What is expected >>
Set the data down again, exactly as it reads, but without the pictures.

The input >>
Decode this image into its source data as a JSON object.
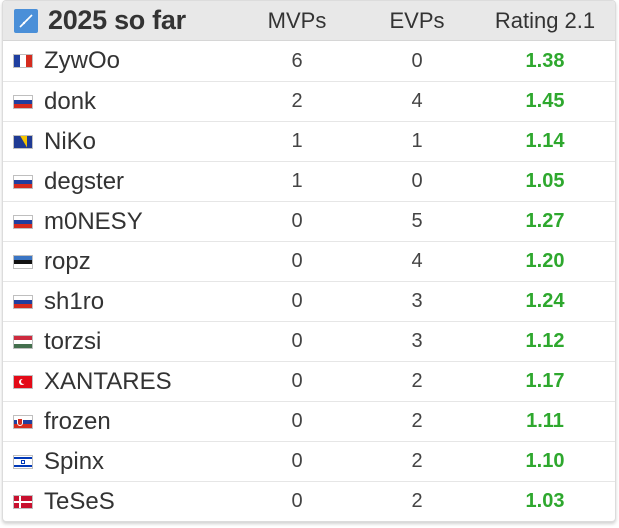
{
  "header": {
    "title": "2025 so far",
    "logo_icon": "hltv-logo-icon",
    "columns": [
      "MVPs",
      "EVPs",
      "Rating 2.1"
    ]
  },
  "colors": {
    "rating": "#2ea82e",
    "header_bg": "#e8e8e8",
    "text": "#333333"
  },
  "players": [
    {
      "name": "ZywOo",
      "flag": "france-flag-icon",
      "mvps": "6",
      "evps": "0",
      "rating": "1.38"
    },
    {
      "name": "donk",
      "flag": "russia-flag-icon",
      "mvps": "2",
      "evps": "4",
      "rating": "1.45"
    },
    {
      "name": "NiKo",
      "flag": "bosnia-flag-icon",
      "mvps": "1",
      "evps": "1",
      "rating": "1.14"
    },
    {
      "name": "degster",
      "flag": "russia-flag-icon",
      "mvps": "1",
      "evps": "0",
      "rating": "1.05"
    },
    {
      "name": "m0NESY",
      "flag": "russia-flag-icon",
      "mvps": "0",
      "evps": "5",
      "rating": "1.27"
    },
    {
      "name": "ropz",
      "flag": "estonia-flag-icon",
      "mvps": "0",
      "evps": "4",
      "rating": "1.20"
    },
    {
      "name": "sh1ro",
      "flag": "russia-flag-icon",
      "mvps": "0",
      "evps": "3",
      "rating": "1.24"
    },
    {
      "name": "torzsi",
      "flag": "hungary-flag-icon",
      "mvps": "0",
      "evps": "3",
      "rating": "1.12"
    },
    {
      "name": "XANTARES",
      "flag": "turkey-flag-icon",
      "mvps": "0",
      "evps": "2",
      "rating": "1.17"
    },
    {
      "name": "frozen",
      "flag": "slovakia-flag-icon",
      "mvps": "0",
      "evps": "2",
      "rating": "1.11"
    },
    {
      "name": "Spinx",
      "flag": "israel-flag-icon",
      "mvps": "0",
      "evps": "2",
      "rating": "1.10"
    },
    {
      "name": "TeSeS",
      "flag": "denmark-flag-icon",
      "mvps": "0",
      "evps": "2",
      "rating": "1.03"
    }
  ]
}
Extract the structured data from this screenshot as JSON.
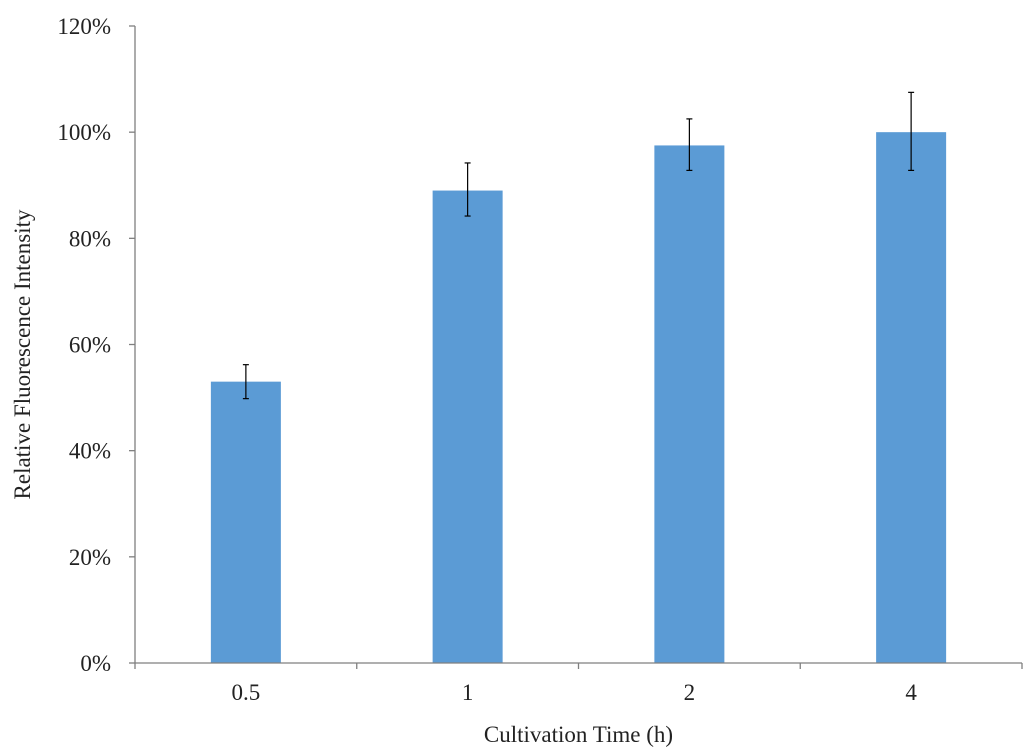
{
  "chart_data": {
    "type": "bar",
    "title": "",
    "xlabel": "Cultivation Time (h)",
    "ylabel": "Relative Fluorescence Intensity",
    "categories": [
      "0.5",
      "1",
      "2",
      "4"
    ],
    "values": [
      53,
      89,
      97.5,
      100
    ],
    "error_low": [
      49.8,
      84.2,
      92.8,
      92.8
    ],
    "error_high": [
      56.2,
      94.2,
      102.5,
      107.5
    ],
    "ylim": [
      0,
      120
    ],
    "yticks": [
      0,
      20,
      40,
      60,
      80,
      100,
      120
    ],
    "ytick_labels": [
      "0%",
      "20%",
      "40%",
      "60%",
      "80%",
      "100%",
      "120%"
    ],
    "grid": false,
    "legend": "none",
    "bar_color": "#5B9BD5",
    "error_bar_color": "#000000",
    "axis_color": "#7f7f7f"
  }
}
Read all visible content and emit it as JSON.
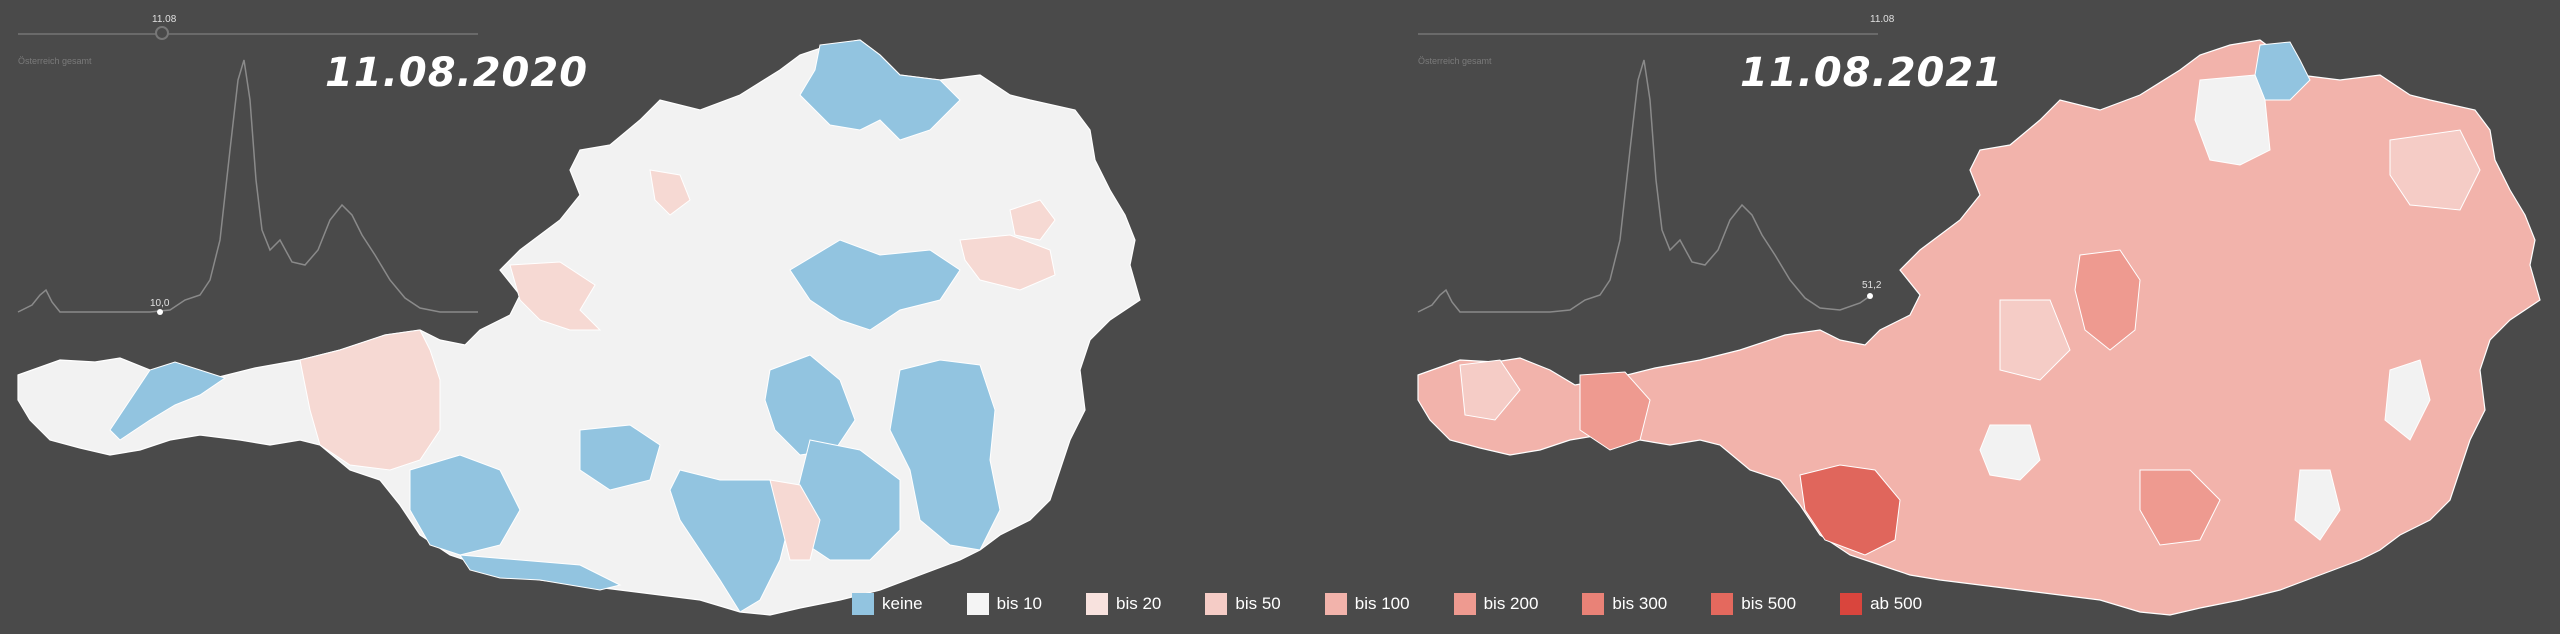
{
  "panels": [
    {
      "date_title": "11.08.2020",
      "slider_label": "11.08",
      "chart_caption": "Österreich gesamt",
      "chart_value": "10,0",
      "region_fill_main": "#f2f2f2",
      "accent_regions": [
        "#92c4e0",
        "#f6d9d3"
      ]
    },
    {
      "date_title": "11.08.2021",
      "slider_label": "11.08",
      "chart_caption": "Österreich gesamt",
      "chart_value": "51,2",
      "region_fill_main": "#f2b3ab",
      "accent_regions": [
        "#e0665c",
        "#92c4e0",
        "#f2f2f2"
      ]
    }
  ],
  "legend": [
    {
      "label": "keine",
      "color": "#92c4e0"
    },
    {
      "label": "bis 10",
      "color": "#f4f4f4"
    },
    {
      "label": "bis 20",
      "color": "#f8e2de"
    },
    {
      "label": "bis 50",
      "color": "#f5ccc6"
    },
    {
      "label": "bis 100",
      "color": "#f2b3ab"
    },
    {
      "label": "bis 200",
      "color": "#ee9a90"
    },
    {
      "label": "bis 300",
      "color": "#e98277"
    },
    {
      "label": "bis 500",
      "color": "#e4695e"
    },
    {
      "label": "ab 500",
      "color": "#d9453d"
    }
  ]
}
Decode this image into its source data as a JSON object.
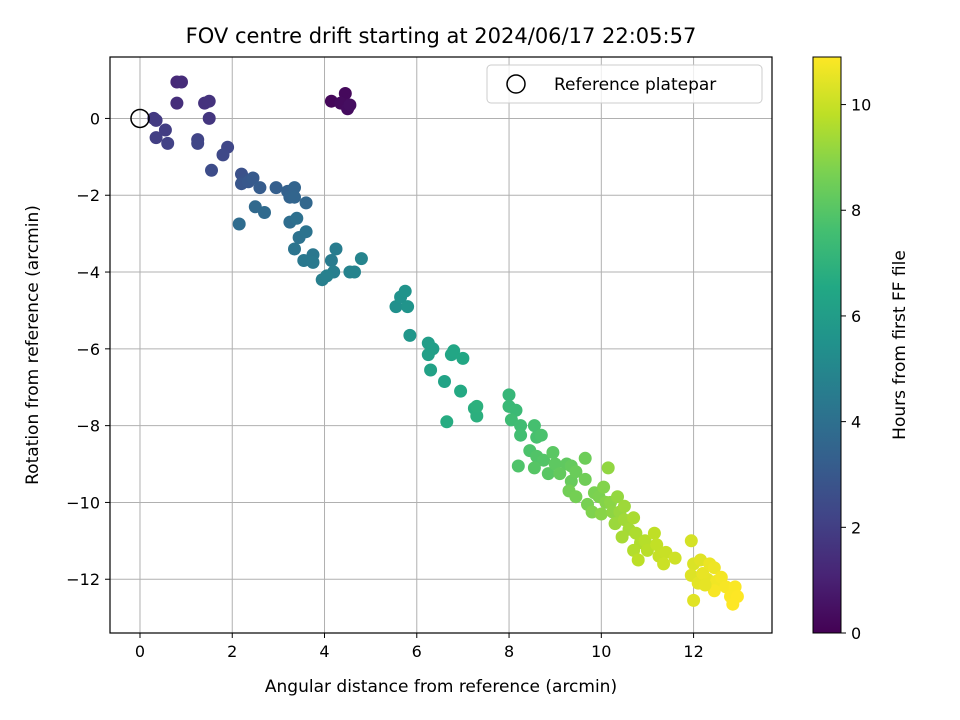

Expected answer >>
Decode this image into its source data as a JSON object.
{
  "header": {
    "title": "2025 so far",
    "logo_icon": "hltv-logo-icon",
    "columns": [
      "MVPs",
      "EVPs",
      "Rating 2.1"
    ]
  },
  "colors": {
    "rating": "#2ea82e",
    "header_bg": "#e8e8e8",
    "text": "#333333"
  },
  "players": [
    {
      "name": "ZywOo",
      "flag": "france-flag-icon",
      "mvps": "6",
      "evps": "0",
      "rating": "1.38"
    },
    {
      "name": "donk",
      "flag": "russia-flag-icon",
      "mvps": "2",
      "evps": "4",
      "rating": "1.45"
    },
    {
      "name": "NiKo",
      "flag": "bosnia-flag-icon",
      "mvps": "1",
      "evps": "1",
      "rating": "1.14"
    },
    {
      "name": "degster",
      "flag": "russia-flag-icon",
      "mvps": "1",
      "evps": "0",
      "rating": "1.05"
    },
    {
      "name": "m0NESY",
      "flag": "russia-flag-icon",
      "mvps": "0",
      "evps": "5",
      "rating": "1.27"
    },
    {
      "name": "ropz",
      "flag": "estonia-flag-icon",
      "mvps": "0",
      "evps": "4",
      "rating": "1.20"
    },
    {
      "name": "sh1ro",
      "flag": "russia-flag-icon",
      "mvps": "0",
      "evps": "3",
      "rating": "1.24"
    },
    {
      "name": "torzsi",
      "flag": "hungary-flag-icon",
      "mvps": "0",
      "evps": "3",
      "rating": "1.12"
    },
    {
      "name": "XANTARES",
      "flag": "turkey-flag-icon",
      "mvps": "0",
      "evps": "2",
      "rating": "1.17"
    },
    {
      "name": "frozen",
      "flag": "slovakia-flag-icon",
      "mvps": "0",
      "evps": "2",
      "rating": "1.11"
    },
    {
      "name": "Spinx",
      "flag": "israel-flag-icon",
      "mvps": "0",
      "evps": "2",
      "rating": "1.10"
    },
    {
      "name": "TeSeS",
      "flag": "denmark-flag-icon",
      "mvps": "0",
      "evps": "2",
      "rating": "1.03"
    }
  ]
}
Extract the structured data from this screenshot as JSON.
{
  "chart_data": {
    "type": "bar",
    "title": "",
    "xlabel": "Cultivation Time (h)",
    "ylabel": "Relative Fluorescence Intensity",
    "categories": [
      "0.5",
      "1",
      "2",
      "4"
    ],
    "values": [
      53,
      89,
      97.5,
      100
    ],
    "error_low": [
      49.8,
      84.2,
      92.8,
      92.8
    ],
    "error_high": [
      56.2,
      94.2,
      102.5,
      107.5
    ],
    "ylim": [
      0,
      120
    ],
    "yticks": [
      0,
      20,
      40,
      60,
      80,
      100,
      120
    ],
    "ytick_labels": [
      "0%",
      "20%",
      "40%",
      "60%",
      "80%",
      "100%",
      "120%"
    ],
    "grid": false,
    "legend": "none",
    "bar_color": "#5B9BD5",
    "error_bar_color": "#000000",
    "axis_color": "#7f7f7f"
  }
}
Read all visible content and emit it as JSON.
{
  "panels": [
    {
      "date_title": "11.08.2020",
      "slider_label": "11.08",
      "chart_caption": "Österreich gesamt",
      "chart_value": "10,0",
      "region_fill_main": "#f2f2f2",
      "accent_regions": [
        "#92c4e0",
        "#f6d9d3"
      ]
    },
    {
      "date_title": "11.08.2021",
      "slider_label": "11.08",
      "chart_caption": "Österreich gesamt",
      "chart_value": "51,2",
      "region_fill_main": "#f2b3ab",
      "accent_regions": [
        "#e0665c",
        "#92c4e0",
        "#f2f2f2"
      ]
    }
  ],
  "legend": [
    {
      "label": "keine",
      "color": "#92c4e0"
    },
    {
      "label": "bis 10",
      "color": "#f4f4f4"
    },
    {
      "label": "bis 20",
      "color": "#f8e2de"
    },
    {
      "label": "bis 50",
      "color": "#f5ccc6"
    },
    {
      "label": "bis 100",
      "color": "#f2b3ab"
    },
    {
      "label": "bis 200",
      "color": "#ee9a90"
    },
    {
      "label": "bis 300",
      "color": "#e98277"
    },
    {
      "label": "bis 500",
      "color": "#e4695e"
    },
    {
      "label": "ab 500",
      "color": "#d9453d"
    }
  ]
}
Decode this image into its source data as a JSON object.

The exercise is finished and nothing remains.